To be done
Extract every line where the string "there" appears.

Exercise material
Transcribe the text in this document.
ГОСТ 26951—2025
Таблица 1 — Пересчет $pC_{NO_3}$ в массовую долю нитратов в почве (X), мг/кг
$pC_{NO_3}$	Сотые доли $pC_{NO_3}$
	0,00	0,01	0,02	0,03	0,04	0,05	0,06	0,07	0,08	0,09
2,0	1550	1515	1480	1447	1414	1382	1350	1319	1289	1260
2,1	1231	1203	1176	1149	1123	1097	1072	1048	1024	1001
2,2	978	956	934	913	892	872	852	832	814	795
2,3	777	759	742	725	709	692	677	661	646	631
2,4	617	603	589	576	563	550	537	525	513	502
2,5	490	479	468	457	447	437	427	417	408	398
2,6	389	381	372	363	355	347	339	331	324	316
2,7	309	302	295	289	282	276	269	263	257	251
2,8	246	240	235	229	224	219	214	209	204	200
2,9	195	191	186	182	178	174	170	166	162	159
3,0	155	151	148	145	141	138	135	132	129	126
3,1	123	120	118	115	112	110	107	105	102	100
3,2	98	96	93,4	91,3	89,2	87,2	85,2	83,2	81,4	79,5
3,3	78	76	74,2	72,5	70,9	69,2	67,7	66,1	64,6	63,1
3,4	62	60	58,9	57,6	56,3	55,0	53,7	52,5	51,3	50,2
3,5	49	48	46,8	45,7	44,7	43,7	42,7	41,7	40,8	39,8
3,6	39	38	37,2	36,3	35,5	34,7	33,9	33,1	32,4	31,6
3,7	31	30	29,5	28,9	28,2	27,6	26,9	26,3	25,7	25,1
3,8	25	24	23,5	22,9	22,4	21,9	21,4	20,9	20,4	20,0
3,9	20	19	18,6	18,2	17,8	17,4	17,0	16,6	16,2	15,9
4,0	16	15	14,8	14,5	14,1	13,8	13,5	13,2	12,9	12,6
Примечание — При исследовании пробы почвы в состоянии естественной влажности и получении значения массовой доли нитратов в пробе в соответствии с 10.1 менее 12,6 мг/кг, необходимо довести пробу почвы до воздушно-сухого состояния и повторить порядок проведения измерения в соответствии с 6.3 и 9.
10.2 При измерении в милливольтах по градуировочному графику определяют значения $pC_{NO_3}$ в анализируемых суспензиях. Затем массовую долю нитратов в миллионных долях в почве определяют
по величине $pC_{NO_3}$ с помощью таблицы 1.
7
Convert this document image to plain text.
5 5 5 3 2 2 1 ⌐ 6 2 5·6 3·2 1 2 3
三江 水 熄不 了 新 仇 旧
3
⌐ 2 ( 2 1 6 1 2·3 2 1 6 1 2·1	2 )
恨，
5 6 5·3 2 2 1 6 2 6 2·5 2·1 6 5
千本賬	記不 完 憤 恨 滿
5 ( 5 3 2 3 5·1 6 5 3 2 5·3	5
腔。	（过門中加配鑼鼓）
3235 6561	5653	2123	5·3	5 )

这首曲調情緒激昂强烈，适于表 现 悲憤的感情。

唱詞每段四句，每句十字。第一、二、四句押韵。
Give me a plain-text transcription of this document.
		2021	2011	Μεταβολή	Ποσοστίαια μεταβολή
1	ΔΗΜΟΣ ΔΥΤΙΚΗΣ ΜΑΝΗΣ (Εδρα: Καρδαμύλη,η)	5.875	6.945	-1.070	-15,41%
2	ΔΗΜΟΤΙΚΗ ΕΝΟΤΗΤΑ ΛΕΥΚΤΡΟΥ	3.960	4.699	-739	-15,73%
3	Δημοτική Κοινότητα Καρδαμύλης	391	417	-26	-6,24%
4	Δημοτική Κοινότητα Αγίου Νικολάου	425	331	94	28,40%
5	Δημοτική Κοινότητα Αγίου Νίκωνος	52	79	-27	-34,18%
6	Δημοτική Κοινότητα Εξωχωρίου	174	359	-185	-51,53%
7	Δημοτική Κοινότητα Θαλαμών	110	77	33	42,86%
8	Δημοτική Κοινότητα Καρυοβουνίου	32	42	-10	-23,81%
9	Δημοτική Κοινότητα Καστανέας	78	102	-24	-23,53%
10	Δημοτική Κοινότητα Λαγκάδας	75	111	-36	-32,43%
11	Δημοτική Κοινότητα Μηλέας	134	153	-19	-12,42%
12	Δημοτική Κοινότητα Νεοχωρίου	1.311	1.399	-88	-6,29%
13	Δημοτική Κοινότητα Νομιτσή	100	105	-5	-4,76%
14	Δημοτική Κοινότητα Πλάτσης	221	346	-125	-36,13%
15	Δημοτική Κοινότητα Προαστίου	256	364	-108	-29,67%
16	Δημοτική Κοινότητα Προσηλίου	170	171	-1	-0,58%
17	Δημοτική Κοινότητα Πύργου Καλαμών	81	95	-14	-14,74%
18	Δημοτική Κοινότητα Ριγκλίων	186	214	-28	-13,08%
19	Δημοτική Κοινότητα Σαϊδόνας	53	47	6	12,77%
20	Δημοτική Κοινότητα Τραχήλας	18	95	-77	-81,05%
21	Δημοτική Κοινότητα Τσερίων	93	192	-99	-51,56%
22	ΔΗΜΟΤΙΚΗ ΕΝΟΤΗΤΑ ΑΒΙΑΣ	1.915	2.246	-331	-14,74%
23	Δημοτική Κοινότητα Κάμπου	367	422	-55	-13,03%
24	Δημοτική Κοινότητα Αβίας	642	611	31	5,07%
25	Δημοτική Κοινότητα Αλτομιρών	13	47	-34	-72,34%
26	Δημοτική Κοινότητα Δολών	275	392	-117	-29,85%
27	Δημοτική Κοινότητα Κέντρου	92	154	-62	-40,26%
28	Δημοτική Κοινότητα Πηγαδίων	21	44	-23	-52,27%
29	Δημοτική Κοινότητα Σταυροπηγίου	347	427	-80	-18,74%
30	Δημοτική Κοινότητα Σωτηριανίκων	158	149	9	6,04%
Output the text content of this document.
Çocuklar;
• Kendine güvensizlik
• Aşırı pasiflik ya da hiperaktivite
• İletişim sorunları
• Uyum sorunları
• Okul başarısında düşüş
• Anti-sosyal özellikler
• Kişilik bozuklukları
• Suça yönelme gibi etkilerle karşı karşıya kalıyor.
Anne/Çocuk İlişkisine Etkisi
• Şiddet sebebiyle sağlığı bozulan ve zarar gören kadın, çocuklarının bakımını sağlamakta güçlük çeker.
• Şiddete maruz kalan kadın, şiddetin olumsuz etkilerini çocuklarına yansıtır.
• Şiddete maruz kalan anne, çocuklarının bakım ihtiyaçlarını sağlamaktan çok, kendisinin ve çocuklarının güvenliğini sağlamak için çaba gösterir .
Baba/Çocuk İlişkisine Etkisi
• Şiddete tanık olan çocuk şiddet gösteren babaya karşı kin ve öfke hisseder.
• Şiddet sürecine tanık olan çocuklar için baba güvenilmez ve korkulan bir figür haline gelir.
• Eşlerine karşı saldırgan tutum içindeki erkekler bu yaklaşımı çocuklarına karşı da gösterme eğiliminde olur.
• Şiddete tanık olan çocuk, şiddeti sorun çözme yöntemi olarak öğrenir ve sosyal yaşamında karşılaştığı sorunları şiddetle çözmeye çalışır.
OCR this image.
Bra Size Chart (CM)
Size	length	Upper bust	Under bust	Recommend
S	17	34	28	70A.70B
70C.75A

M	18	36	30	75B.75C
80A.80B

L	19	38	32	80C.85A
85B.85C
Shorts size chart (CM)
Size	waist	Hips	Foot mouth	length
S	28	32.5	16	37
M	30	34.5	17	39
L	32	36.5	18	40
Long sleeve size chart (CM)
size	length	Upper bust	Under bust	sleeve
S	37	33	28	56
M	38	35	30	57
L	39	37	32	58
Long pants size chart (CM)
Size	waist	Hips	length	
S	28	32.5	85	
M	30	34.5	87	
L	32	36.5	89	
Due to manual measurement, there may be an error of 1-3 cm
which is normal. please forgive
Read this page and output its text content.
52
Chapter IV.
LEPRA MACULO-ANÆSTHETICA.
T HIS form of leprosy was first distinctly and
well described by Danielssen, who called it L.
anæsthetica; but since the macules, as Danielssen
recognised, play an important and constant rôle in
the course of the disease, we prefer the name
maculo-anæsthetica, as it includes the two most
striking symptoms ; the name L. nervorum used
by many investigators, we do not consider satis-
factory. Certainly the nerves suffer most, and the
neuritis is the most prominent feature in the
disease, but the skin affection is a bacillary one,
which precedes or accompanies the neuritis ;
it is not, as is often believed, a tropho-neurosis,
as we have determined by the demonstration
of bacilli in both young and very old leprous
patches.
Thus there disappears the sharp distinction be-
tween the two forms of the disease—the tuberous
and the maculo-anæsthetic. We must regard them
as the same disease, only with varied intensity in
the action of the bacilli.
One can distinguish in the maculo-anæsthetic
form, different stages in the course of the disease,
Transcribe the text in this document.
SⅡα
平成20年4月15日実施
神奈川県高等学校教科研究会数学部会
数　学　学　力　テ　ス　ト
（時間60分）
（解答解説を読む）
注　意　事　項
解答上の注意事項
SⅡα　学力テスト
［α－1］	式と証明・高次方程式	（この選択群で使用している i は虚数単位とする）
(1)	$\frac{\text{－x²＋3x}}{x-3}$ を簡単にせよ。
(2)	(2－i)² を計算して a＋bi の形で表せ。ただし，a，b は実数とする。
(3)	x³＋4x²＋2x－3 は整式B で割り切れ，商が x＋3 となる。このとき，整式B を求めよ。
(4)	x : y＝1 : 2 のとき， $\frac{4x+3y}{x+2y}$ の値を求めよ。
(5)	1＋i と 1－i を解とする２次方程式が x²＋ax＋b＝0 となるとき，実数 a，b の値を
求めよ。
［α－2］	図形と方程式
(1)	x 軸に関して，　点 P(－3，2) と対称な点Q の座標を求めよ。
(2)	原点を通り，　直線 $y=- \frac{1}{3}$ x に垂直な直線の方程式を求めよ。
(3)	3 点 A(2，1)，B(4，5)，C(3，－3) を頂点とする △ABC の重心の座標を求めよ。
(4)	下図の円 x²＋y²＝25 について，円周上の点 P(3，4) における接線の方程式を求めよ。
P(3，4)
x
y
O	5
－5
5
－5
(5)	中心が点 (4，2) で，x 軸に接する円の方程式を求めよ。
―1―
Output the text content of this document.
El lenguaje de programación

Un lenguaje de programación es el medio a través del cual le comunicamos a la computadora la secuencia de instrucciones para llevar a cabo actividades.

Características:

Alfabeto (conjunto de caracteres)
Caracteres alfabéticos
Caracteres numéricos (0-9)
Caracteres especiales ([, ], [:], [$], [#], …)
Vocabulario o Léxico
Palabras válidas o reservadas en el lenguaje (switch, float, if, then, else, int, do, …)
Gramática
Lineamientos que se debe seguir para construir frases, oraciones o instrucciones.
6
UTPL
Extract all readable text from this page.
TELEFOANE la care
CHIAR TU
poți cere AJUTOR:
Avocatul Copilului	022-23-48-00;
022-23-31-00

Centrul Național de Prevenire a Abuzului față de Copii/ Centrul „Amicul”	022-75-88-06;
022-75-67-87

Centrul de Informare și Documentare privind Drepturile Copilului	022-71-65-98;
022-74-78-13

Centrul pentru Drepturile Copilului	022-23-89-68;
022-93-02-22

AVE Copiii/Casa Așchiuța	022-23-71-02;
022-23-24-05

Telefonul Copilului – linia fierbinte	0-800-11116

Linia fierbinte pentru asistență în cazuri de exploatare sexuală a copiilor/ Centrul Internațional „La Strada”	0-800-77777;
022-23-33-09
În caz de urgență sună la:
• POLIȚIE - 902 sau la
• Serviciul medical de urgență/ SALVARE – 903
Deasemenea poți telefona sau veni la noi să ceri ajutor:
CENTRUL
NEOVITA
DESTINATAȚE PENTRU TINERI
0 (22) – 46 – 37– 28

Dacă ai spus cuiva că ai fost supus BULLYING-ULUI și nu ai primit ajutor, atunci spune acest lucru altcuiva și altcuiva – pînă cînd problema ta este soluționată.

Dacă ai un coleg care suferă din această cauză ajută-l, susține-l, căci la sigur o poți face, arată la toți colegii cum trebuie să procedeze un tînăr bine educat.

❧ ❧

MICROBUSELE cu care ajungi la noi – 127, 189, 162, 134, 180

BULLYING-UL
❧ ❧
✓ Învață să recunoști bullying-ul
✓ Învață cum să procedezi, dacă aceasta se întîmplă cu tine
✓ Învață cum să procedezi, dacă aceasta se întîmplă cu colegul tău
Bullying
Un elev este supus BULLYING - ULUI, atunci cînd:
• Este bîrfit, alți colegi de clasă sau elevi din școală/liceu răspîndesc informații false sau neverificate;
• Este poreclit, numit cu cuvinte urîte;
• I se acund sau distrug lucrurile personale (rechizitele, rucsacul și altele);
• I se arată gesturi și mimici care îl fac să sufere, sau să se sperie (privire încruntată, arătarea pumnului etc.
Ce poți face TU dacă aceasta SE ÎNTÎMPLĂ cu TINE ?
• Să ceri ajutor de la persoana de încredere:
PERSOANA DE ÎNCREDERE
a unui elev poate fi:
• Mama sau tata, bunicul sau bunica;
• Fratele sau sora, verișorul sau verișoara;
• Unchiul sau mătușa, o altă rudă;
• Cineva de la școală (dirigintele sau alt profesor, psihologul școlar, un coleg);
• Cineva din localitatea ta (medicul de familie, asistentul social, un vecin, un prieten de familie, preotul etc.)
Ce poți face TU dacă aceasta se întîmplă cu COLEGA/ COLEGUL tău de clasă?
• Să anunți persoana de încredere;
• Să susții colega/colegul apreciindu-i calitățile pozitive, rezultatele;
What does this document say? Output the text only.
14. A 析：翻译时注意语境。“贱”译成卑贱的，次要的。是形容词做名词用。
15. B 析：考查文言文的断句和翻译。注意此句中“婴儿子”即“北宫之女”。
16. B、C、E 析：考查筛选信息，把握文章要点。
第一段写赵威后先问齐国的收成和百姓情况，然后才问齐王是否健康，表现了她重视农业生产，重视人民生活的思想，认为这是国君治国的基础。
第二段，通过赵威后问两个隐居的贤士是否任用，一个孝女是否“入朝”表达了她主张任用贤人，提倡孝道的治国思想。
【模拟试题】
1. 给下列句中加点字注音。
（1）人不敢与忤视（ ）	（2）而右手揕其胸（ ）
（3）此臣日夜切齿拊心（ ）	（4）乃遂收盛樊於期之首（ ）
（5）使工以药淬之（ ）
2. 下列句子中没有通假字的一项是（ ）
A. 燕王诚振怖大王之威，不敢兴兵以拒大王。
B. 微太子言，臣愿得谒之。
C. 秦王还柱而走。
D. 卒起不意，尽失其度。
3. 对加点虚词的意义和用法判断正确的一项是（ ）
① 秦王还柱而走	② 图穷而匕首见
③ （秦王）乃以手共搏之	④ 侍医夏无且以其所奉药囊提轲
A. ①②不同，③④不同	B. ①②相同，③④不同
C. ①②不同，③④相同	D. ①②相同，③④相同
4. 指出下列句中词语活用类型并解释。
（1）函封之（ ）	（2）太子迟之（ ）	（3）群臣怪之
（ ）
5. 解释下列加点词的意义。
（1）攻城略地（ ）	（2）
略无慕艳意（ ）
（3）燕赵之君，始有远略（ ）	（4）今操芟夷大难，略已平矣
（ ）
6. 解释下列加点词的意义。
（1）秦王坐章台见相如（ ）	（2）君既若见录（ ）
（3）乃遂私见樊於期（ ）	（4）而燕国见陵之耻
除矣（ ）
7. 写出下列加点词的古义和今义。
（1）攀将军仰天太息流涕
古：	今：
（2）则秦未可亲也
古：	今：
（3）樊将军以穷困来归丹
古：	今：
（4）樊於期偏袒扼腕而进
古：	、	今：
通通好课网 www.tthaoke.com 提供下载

Exercise response
Due to manual measurement, there may be an error of 1-3 cm
Thus there disappears the sharp distinction be-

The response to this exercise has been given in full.